### TASK STATEMENT:
Here are some records. Copy each one exactly.

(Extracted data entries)
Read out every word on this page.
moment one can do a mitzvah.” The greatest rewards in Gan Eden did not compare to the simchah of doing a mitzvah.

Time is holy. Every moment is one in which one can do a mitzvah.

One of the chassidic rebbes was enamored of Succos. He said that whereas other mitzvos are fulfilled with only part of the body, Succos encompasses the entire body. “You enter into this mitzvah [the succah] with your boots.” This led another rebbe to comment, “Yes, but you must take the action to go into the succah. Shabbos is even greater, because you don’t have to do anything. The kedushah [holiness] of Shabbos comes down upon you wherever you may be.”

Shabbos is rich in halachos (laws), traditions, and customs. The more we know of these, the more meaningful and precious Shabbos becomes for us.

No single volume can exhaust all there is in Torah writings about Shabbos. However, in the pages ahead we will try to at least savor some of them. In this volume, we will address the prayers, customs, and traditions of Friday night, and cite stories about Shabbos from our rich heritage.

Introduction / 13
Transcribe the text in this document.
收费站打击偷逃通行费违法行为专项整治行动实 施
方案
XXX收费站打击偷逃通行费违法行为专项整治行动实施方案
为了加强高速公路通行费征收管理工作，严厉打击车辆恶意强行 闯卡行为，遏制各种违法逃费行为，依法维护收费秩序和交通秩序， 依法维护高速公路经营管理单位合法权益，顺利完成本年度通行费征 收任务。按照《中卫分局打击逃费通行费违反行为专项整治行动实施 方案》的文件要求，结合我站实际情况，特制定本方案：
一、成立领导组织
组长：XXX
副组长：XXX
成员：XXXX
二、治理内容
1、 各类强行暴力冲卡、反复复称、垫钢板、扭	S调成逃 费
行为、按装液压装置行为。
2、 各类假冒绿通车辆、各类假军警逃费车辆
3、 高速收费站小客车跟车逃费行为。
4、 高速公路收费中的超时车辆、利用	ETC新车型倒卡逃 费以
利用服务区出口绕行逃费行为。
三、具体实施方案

### RESULT BELOW:
Read out every word on this page.
moment one can do a mitzvah.” The greatest rewards in Gan Eden did not compare to the simchah of doing a mitzvah.

Time is holy. Every moment is one in which one can do a mitzvah.

One of the chassidic rebbes was enamored of Succos. He said that whereas other mitzvos are fulfilled with only part of the body, Succos encompasses the entire body. “You enter into this mitzvah [the succah] with your boots.” This led another rebbe to comment, “Yes, but you must take the action to go into the succah. Shabbos is even greater, because you don’t have to do anything. The kedushah [holiness] of Shabbos comes down upon you wherever you may be.”

Shabbos is rich in halachos (laws), traditions, and customs. The more we know of these, the more meaningful and precious Shabbos becomes for us.

No single volume can exhaust all there is in Torah writings about Shabbos. However, in the pages ahead we will try to at least savor some of them. In this volume, we will address the prayers, customs, and traditions of Friday night, and cite stories about Shabbos from our rich heritage.

Introduction / 13
Transcribe the text in this document.
收费站打击偷逃通行费违法行为专项整治行动实 施
方案
XXX收费站打击偷逃通行费违法行为专项整治行动实施方案
为了加强高速公路通行费征收管理工作，严厉打击车辆恶意强行 闯卡行为，遏制各种违法逃费行为，依法维护收费秩序和交通秩序， 依法维护高速公路经营管理单位合法权益，顺利完成本年度通行费征 收任务。按照《中卫分局打击逃费通行费违反行为专项整治行动实施 方案》的文件要求，结合我站实际情况，特制定本方案：
一、成立领导组织
组长：XXX
副组长：XXX
成员：XXXX
二、治理内容
1、 各类强行暴力冲卡、反复复称、垫钢板、扭	S调成逃 费
行为、按装液压装置行为。
2、 各类假冒绿通车辆、各类假军警逃费车辆
3、 高速收费站小客车跟车逃费行为。
4、 高速公路收费中的超时车辆、利用	ETC新车型倒卡逃 费以
利用服务区出口绕行逃费行为。
三、具体实施方案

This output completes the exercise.